WHAT IS ASKED
Would you write out the entries below, every one of them, exactly?

PROVIDED DATA
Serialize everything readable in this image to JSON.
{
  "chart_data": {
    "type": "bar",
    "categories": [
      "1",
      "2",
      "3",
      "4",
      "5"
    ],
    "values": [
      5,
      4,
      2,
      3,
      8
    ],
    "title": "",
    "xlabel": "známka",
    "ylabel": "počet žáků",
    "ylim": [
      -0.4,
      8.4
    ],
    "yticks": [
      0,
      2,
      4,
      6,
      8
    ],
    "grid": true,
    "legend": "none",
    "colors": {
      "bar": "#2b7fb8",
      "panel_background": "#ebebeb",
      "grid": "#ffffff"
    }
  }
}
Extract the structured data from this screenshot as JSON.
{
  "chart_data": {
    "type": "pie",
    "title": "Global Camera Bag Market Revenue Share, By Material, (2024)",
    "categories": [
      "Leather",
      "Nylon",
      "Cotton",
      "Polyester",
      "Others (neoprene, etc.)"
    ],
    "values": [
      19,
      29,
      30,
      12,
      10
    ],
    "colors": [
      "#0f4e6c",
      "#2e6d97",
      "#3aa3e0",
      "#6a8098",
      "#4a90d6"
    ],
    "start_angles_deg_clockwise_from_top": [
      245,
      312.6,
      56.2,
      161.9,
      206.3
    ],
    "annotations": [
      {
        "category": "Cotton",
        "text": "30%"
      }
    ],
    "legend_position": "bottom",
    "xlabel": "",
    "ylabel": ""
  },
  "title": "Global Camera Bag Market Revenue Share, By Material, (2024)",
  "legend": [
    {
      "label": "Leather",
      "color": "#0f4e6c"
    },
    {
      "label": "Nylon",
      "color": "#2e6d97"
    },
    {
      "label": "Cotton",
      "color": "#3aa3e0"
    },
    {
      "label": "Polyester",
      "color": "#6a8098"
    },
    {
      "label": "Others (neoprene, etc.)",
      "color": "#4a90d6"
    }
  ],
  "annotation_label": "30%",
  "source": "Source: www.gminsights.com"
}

REPLY
Serialize everything readable in this image to JSON.
{
  "chart_data": {
    "type": "bar",
    "categories": [
      "1",
      "2",
      "3",
      "4",
      "5"
    ],
    "values": [
      5,
      4,
      2,
      3,
      8
    ],
    "title": "",
    "xlabel": "známka",
    "ylabel": "počet žáků",
    "ylim": [
      -0.4,
      8.4
    ],
    "yticks": [
      0,
      2,
      4,
      6,
      8
    ],
    "grid": true,
    "legend": "none",
    "colors": {
      "bar": "#2b7fb8",
      "panel_background": "#ebebeb",
      "grid": "#ffffff"
    }
  }
}
Extract the structured data from this screenshot as JSON.
{
  "chart_data": {
    "type": "pie",
    "title": "Global Camera Bag Market Revenue Share, By Material, (2024)",
    "categories": [
      "Leather",
      "Nylon",
      "Cotton",
      "Polyester",
      "Others (neoprene, etc.)"
    ],
    "values": [
      19,
      29,
      30,
      12,
      10
    ],
    "colors": [
      "#0f4e6c",
      "#2e6d97",
      "#3aa3e0",
      "#6a8098",
      "#4a90d6"
    ],
    "start_angles_deg_clockwise_from_top": [
      245,
      312.6,
      56.2,
      161.9,
      206.3
    ],
    "annotations": [
      {
        "category": "Cotton",
        "text": "30%"
      }
    ],
    "legend_position": "bottom",
    "xlabel": "",
    "ylabel": ""
  },
  "title": "Global Camera Bag Market Revenue Share, By Material, (2024)",
  "legend": [
    {
      "label": "Leather",
      "color": "#0f4e6c"
    },
    {
      "label": "Nylon",
      "color": "#2e6d97"
    },
    {
      "label": "Cotton",
      "color": "#3aa3e0"
    },
    {
      "label": "Polyester",
      "color": "#6a8098"
    },
    {
      "label": "Others (neoprene, etc.)",
      "color": "#4a90d6"
    }
  ],
  "annotation_label": "30%",
  "source": "Source: www.gminsights.com"
}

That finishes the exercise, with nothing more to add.